# [WHAT YOU HAVE TO DO]
Check each line of the listing below for the string "Screenplay", and copy the ones that have it.

[BEGIN]

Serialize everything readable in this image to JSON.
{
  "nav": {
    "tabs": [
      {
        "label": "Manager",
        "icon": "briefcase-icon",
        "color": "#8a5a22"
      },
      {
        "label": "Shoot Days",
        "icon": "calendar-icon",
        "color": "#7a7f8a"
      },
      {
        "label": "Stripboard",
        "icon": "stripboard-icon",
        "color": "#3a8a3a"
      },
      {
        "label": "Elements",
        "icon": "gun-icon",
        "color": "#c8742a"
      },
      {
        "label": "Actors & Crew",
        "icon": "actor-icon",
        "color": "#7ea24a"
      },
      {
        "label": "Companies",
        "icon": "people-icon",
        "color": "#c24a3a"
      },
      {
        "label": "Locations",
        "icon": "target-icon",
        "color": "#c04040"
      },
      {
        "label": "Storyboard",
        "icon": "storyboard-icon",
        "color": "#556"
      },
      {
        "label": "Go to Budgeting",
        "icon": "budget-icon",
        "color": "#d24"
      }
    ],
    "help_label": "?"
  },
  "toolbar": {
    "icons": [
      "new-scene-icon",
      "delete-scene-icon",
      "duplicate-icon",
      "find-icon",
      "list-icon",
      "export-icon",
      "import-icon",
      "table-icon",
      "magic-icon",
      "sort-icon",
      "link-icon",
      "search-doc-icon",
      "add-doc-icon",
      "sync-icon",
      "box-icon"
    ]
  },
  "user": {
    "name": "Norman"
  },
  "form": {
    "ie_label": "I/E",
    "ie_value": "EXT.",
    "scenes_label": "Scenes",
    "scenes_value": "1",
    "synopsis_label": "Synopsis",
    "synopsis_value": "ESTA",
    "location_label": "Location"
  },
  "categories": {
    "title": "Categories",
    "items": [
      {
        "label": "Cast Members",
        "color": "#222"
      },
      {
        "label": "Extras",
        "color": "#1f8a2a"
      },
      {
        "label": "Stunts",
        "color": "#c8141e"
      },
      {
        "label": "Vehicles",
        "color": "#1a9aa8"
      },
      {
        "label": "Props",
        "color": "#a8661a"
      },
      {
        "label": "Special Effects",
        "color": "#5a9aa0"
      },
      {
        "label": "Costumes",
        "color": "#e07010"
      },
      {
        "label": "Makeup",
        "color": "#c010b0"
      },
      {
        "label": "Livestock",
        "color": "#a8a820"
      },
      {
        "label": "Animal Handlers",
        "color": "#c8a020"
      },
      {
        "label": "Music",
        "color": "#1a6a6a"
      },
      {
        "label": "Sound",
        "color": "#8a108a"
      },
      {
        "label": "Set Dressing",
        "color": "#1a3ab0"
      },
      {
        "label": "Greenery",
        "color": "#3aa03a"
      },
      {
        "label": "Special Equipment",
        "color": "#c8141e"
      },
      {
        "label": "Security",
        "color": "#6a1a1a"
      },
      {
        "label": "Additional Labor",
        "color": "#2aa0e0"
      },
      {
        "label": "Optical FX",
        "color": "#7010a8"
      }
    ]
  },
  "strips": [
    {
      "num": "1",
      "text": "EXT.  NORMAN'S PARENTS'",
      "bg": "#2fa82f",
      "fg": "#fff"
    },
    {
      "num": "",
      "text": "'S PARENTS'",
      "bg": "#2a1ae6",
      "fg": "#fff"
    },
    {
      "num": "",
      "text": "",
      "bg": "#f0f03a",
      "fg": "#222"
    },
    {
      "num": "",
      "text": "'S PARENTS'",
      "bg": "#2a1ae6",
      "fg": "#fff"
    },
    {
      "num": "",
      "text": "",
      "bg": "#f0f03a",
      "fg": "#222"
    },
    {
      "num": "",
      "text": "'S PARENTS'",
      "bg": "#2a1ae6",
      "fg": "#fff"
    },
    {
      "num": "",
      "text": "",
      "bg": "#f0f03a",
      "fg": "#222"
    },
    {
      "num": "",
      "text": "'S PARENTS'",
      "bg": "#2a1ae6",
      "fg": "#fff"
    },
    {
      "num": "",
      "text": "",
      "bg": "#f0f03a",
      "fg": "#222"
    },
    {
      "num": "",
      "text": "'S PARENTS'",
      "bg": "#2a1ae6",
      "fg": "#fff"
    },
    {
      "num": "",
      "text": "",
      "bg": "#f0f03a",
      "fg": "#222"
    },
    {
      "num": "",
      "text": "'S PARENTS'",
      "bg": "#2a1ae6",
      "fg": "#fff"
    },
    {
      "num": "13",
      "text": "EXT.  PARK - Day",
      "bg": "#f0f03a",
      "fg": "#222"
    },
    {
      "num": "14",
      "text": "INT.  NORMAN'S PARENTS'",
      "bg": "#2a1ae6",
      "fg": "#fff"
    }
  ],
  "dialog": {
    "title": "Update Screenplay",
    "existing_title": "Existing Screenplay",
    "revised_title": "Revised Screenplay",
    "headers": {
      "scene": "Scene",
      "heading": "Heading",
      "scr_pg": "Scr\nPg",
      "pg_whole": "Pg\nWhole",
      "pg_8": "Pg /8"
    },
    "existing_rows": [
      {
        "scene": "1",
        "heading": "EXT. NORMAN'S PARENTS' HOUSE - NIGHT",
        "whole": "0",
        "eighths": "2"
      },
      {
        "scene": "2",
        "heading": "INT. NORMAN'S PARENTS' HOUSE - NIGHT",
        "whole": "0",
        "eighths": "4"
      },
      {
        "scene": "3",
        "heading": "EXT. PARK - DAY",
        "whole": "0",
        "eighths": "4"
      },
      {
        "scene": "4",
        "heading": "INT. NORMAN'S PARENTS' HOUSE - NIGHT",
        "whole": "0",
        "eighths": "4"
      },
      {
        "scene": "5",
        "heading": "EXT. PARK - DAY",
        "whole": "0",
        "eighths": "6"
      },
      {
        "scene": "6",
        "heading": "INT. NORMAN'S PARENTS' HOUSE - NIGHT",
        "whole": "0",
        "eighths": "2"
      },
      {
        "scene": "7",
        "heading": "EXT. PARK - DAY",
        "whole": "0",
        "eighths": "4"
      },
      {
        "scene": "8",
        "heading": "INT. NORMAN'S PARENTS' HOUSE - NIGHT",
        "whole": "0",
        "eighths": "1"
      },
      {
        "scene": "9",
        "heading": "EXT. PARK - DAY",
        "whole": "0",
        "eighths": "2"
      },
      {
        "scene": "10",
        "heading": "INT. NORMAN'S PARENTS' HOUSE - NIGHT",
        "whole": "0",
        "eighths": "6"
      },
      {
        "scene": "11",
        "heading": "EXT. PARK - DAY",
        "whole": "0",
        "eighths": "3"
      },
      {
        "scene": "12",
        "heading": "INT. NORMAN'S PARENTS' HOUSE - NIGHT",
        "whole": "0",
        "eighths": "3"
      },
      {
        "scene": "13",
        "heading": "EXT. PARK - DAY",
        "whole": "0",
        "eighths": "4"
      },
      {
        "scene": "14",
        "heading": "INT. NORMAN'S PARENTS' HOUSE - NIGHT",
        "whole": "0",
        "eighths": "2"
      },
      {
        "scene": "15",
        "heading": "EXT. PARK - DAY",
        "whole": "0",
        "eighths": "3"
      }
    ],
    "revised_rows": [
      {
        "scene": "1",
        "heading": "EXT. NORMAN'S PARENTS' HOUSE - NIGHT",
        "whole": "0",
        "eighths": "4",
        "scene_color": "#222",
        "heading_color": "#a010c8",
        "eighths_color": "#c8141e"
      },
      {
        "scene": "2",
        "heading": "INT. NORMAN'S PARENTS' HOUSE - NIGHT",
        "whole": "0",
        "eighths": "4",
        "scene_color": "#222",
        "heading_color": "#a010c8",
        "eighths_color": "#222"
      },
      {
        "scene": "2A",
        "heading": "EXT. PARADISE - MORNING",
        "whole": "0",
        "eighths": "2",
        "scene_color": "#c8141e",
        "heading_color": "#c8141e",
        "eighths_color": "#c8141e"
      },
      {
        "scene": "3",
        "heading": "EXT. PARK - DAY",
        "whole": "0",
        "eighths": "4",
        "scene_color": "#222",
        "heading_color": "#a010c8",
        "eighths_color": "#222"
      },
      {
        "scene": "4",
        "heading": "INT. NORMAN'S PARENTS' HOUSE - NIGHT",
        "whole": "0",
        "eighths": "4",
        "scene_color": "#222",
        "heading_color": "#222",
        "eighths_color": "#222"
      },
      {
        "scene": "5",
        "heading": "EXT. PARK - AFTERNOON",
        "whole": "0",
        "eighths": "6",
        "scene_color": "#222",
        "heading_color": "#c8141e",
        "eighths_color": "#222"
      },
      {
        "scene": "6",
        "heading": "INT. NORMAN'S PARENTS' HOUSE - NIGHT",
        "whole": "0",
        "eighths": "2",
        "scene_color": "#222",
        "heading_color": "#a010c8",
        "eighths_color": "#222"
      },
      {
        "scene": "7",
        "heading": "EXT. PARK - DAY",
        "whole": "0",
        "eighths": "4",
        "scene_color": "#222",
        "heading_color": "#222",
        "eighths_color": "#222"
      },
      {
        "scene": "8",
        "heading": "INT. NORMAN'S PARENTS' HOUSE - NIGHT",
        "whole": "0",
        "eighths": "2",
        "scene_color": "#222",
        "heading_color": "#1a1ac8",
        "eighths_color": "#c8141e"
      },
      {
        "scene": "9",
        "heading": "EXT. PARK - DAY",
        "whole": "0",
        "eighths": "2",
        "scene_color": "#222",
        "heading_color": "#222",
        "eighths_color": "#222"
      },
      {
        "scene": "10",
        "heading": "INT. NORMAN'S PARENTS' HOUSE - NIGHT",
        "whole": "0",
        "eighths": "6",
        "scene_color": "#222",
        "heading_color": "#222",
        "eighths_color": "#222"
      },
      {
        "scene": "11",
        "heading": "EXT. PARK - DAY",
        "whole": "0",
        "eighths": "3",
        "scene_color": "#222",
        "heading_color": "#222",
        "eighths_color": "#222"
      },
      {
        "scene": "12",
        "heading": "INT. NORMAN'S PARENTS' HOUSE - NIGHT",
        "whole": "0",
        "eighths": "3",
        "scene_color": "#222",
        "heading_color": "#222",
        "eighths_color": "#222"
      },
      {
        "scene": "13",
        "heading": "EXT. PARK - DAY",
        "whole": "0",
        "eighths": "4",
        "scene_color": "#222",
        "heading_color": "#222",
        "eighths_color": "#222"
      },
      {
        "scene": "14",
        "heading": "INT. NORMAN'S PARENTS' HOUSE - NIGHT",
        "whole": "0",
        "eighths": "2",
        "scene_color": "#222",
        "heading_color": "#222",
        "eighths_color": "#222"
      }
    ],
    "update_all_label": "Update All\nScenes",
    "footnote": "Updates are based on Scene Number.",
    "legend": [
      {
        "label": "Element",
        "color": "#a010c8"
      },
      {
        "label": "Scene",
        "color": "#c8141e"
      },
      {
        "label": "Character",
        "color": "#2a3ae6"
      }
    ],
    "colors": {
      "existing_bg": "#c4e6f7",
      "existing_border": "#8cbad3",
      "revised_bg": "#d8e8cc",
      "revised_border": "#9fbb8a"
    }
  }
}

[END]

# [RESULT FOR THIS TASK]
    "title": "Update Screenplay",
    "existing_title": "Existing Screenplay",
    "revised_title": "Revised Screenplay",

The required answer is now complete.